Write the data out again exactly, with no pictures.

Start Extracted data

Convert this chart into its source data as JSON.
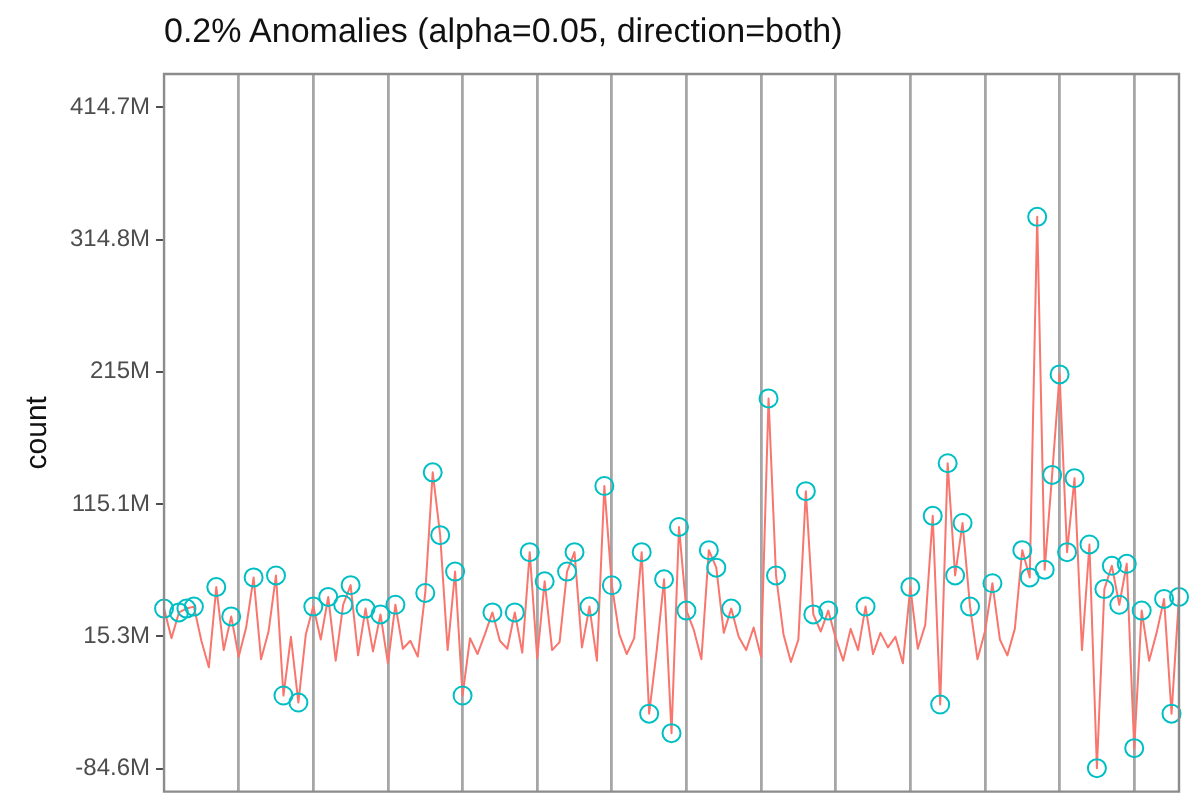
{
  "chart_data": {
    "type": "line",
    "title": "0.2% Anomalies (alpha=0.05, direction=both)",
    "ylabel": "count",
    "categories": [
      null,
      null,
      null,
      null,
      null,
      null,
      null,
      null,
      null,
      null,
      null,
      null,
      null,
      null,
      null,
      null,
      null,
      null,
      null,
      null,
      null,
      null,
      null,
      null,
      null,
      null,
      null,
      null,
      null,
      null,
      null,
      null,
      null,
      null,
      null,
      null,
      null,
      null,
      null,
      null,
      null,
      null,
      null,
      null,
      null,
      null,
      null,
      null,
      null,
      null,
      null,
      null,
      null,
      null,
      null,
      null,
      null,
      null,
      null,
      null,
      null,
      null,
      null,
      null,
      null,
      null,
      null,
      null,
      null,
      null,
      null,
      null,
      null,
      null,
      null,
      null,
      null,
      null,
      null,
      null,
      null,
      null,
      null,
      null,
      null,
      null,
      null,
      null,
      null,
      null,
      null,
      null,
      null,
      null,
      null,
      null,
      null,
      null,
      null,
      null,
      null,
      null,
      null,
      null,
      null,
      null,
      null,
      null,
      null,
      null,
      null,
      null,
      null,
      null,
      null,
      null,
      null,
      null,
      null,
      null,
      null,
      null,
      null,
      null,
      null,
      null,
      null,
      null,
      null,
      null,
      null,
      null,
      null,
      null,
      null,
      null,
      null
    ],
    "ylim": [
      -101.8,
      439.7
    ],
    "yticks": [
      {
        "value": -84.6,
        "label": "-84.6M"
      },
      {
        "value": 15.3,
        "label": "15.3M"
      },
      {
        "value": 115.1,
        "label": "115.1M"
      },
      {
        "value": 215,
        "label": "215M"
      },
      {
        "value": 314.8,
        "label": "314.8M"
      },
      {
        "value": 414.7,
        "label": "414.7M"
      }
    ],
    "tick_labels": "y",
    "grid": "x",
    "legend": false,
    "series": [
      {
        "color": "#f8766d",
        "marker": "none",
        "values": [
          36.3,
          14,
          33.4,
          36.3,
          37.8,
          12,
          -8,
          52.5,
          5,
          30.4,
          0,
          22,
          59.8,
          -2,
          19,
          61.3,
          -29.3,
          15,
          -34.6,
          17,
          37.8,
          13,
          45.1,
          -3,
          39.2,
          54.0,
          1,
          36.3,
          4,
          31.9,
          -5,
          39.2,
          6,
          12,
          0,
          48.1,
          139.1,
          91.7,
          5,
          64.2,
          -29.3,
          14,
          2,
          17,
          33.4,
          12,
          6,
          33.4,
          3,
          78.9,
          -1,
          56.9,
          5,
          11,
          64.2,
          78.9,
          7,
          37.8,
          -3,
          128.8,
          53.9,
          17,
          2,
          14,
          78.9,
          -43.0,
          4,
          58.4,
          -57.7,
          97.9,
          34.8,
          20,
          -2,
          80.4,
          67.2,
          18,
          36.3,
          15,
          5,
          22,
          0,
          194.9,
          61.3,
          17,
          -4,
          13,
          124.9,
          31.9,
          19,
          34.8,
          14,
          -3,
          21,
          5,
          37.8,
          2,
          18,
          7,
          15,
          -5,
          52.5,
          6,
          24,
          106.3,
          -36.1,
          146.0,
          61.3,
          100.9,
          37.8,
          -2,
          19,
          55.4,
          13,
          1,
          21,
          80.4,
          59.8,
          331.9,
          65.7,
          137.2,
          213.0,
          78.9,
          134.7,
          5,
          84.7,
          -84.1,
          51.0,
          68.6,
          39.2,
          70.1,
          -69.0,
          34.8,
          -3,
          18,
          43.6,
          -43.0,
          45.1
        ]
      },
      {
        "type": "scatter",
        "color": "#00bfc4",
        "marker": "circle",
        "values": [
          36.3,
          null,
          33.4,
          36.3,
          37.8,
          null,
          null,
          52.5,
          null,
          30.4,
          null,
          null,
          59.8,
          null,
          null,
          61.3,
          -29.3,
          null,
          -34.6,
          null,
          37.8,
          null,
          45.1,
          null,
          39.2,
          54.0,
          null,
          36.3,
          null,
          31.9,
          null,
          39.2,
          null,
          null,
          null,
          48.1,
          139.1,
          91.7,
          null,
          64.2,
          -29.3,
          null,
          null,
          null,
          33.4,
          null,
          null,
          33.4,
          null,
          78.9,
          null,
          56.9,
          null,
          null,
          64.2,
          78.9,
          null,
          37.8,
          null,
          128.8,
          53.9,
          null,
          null,
          null,
          78.9,
          -43.0,
          null,
          58.4,
          -57.7,
          97.9,
          34.8,
          null,
          null,
          80.4,
          67.2,
          null,
          36.3,
          null,
          null,
          null,
          null,
          194.9,
          61.3,
          null,
          null,
          null,
          124.9,
          31.9,
          null,
          34.8,
          null,
          null,
          null,
          null,
          37.8,
          null,
          null,
          null,
          null,
          null,
          52.5,
          null,
          null,
          106.3,
          -36.1,
          146.0,
          61.3,
          100.9,
          37.8,
          null,
          null,
          55.4,
          null,
          null,
          null,
          80.4,
          59.8,
          331.9,
          65.7,
          137.2,
          213.0,
          78.9,
          134.7,
          null,
          84.7,
          -84.1,
          51.0,
          68.6,
          39.2,
          70.1,
          -69.0,
          34.8,
          null,
          null,
          43.6,
          -43.0,
          45.1
        ]
      }
    ]
  }
}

End Extracted data

» **Response below**
Convert this chart into its source data as JSON.
{
  "chart_data": {
    "type": "line",
    "title": "0.2% Anomalies (alpha=0.05, direction=both)",
    "ylabel": "count",
    "categories": [
      null,
      null,
      null,
      null,
      null,
      null,
      null,
      null,
      null,
      null,
      null,
      null,
      null,
      null,
      null,
      null,
      null,
      null,
      null,
      null,
      null,
      null,
      null,
      null,
      null,
      null,
      null,
      null,
      null,
      null,
      null,
      null,
      null,
      null,
      null,
      null,
      null,
      null,
      null,
      null,
      null,
      null,
      null,
      null,
      null,
      null,
      null,
      null,
      null,
      null,
      null,
      null,
      null,
      null,
      null,
      null,
      null,
      null,
      null,
      null,
      null,
      null,
      null,
      null,
      null,
      null,
      null,
      null,
      null,
      null,
      null,
      null,
      null,
      null,
      null,
      null,
      null,
      null,
      null,
      null,
      null,
      null,
      null,
      null,
      null,
      null,
      null,
      null,
      null,
      null,
      null,
      null,
      null,
      null,
      null,
      null,
      null,
      null,
      null,
      null,
      null,
      null,
      null,
      null,
      null,
      null,
      null,
      null,
      null,
      null,
      null,
      null,
      null,
      null,
      null,
      null,
      null,
      null,
      null,
      null,
      null,
      null,
      null,
      null,
      null,
      null,
      null,
      null,
      null,
      null,
      null,
      null,
      null,
      null,
      null,
      null,
      null
    ],
    "ylim": [
      -101.8,
      439.7
    ],
    "yticks": [
      {
        "value": -84.6,
        "label": "-84.6M"
      },
      {
        "value": 15.3,
        "label": "15.3M"
      },
      {
        "value": 115.1,
        "label": "115.1M"
      },
      {
        "value": 215,
        "label": "215M"
      },
      {
        "value": 314.8,
        "label": "314.8M"
      },
      {
        "value": 414.7,
        "label": "414.7M"
      }
    ],
    "tick_labels": "y",
    "grid": "x",
    "legend": false,
    "series": [
      {
        "color": "#f8766d",
        "marker": "none",
        "values": [
          36.3,
          14,
          33.4,
          36.3,
          37.8,
          12,
          -8,
          52.5,
          5,
          30.4,
          0,
          22,
          59.8,
          -2,
          19,
          61.3,
          -29.3,
          15,
          -34.6,
          17,
          37.8,
          13,
          45.1,
          -3,
          39.2,
          54.0,
          1,
          36.3,
          4,
          31.9,
          -5,
          39.2,
          6,
          12,
          0,
          48.1,
          139.1,
          91.7,
          5,
          64.2,
          -29.3,
          14,
          2,
          17,
          33.4,
          12,
          6,
          33.4,
          3,
          78.9,
          -1,
          56.9,
          5,
          11,
          64.2,
          78.9,
          7,
          37.8,
          -3,
          128.8,
          53.9,
          17,
          2,
          14,
          78.9,
          -43.0,
          4,
          58.4,
          -57.7,
          97.9,
          34.8,
          20,
          -2,
          80.4,
          67.2,
          18,
          36.3,
          15,
          5,
          22,
          0,
          194.9,
          61.3,
          17,
          -4,
          13,
          124.9,
          31.9,
          19,
          34.8,
          14,
          -3,
          21,
          5,
          37.8,
          2,
          18,
          7,
          15,
          -5,
          52.5,
          6,
          24,
          106.3,
          -36.1,
          146.0,
          61.3,
          100.9,
          37.8,
          -2,
          19,
          55.4,
          13,
          1,
          21,
          80.4,
          59.8,
          331.9,
          65.7,
          137.2,
          213.0,
          78.9,
          134.7,
          5,
          84.7,
          -84.1,
          51.0,
          68.6,
          39.2,
          70.1,
          -69.0,
          34.8,
          -3,
          18,
          43.6,
          -43.0,
          45.1
        ]
      },
      {
        "type": "scatter",
        "color": "#00bfc4",
        "marker": "circle",
        "values": [
          36.3,
          null,
          33.4,
          36.3,
          37.8,
          null,
          null,
          52.5,
          null,
          30.4,
          null,
          null,
          59.8,
          null,
          null,
          61.3,
          -29.3,
          null,
          -34.6,
          null,
          37.8,
          null,
          45.1,
          null,
          39.2,
          54.0,
          null,
          36.3,
          null,
          31.9,
          null,
          39.2,
          null,
          null,
          null,
          48.1,
          139.1,
          91.7,
          null,
          64.2,
          -29.3,
          null,
          null,
          null,
          33.4,
          null,
          null,
          33.4,
          null,
          78.9,
          null,
          56.9,
          null,
          null,
          64.2,
          78.9,
          null,
          37.8,
          null,
          128.8,
          53.9,
          null,
          null,
          null,
          78.9,
          -43.0,
          null,
          58.4,
          -57.7,
          97.9,
          34.8,
          null,
          null,
          80.4,
          67.2,
          null,
          36.3,
          null,
          null,
          null,
          null,
          194.9,
          61.3,
          null,
          null,
          null,
          124.9,
          31.9,
          null,
          34.8,
          null,
          null,
          null,
          null,
          37.8,
          null,
          null,
          null,
          null,
          null,
          52.5,
          null,
          null,
          106.3,
          -36.1,
          146.0,
          61.3,
          100.9,
          37.8,
          null,
          null,
          55.4,
          null,
          null,
          null,
          80.4,
          59.8,
          331.9,
          65.7,
          137.2,
          213.0,
          78.9,
          134.7,
          null,
          84.7,
          -84.1,
          51.0,
          68.6,
          39.2,
          70.1,
          -69.0,
          34.8,
          null,
          null,
          43.6,
          -43.0,
          45.1
        ]
      }
    ]
  }
}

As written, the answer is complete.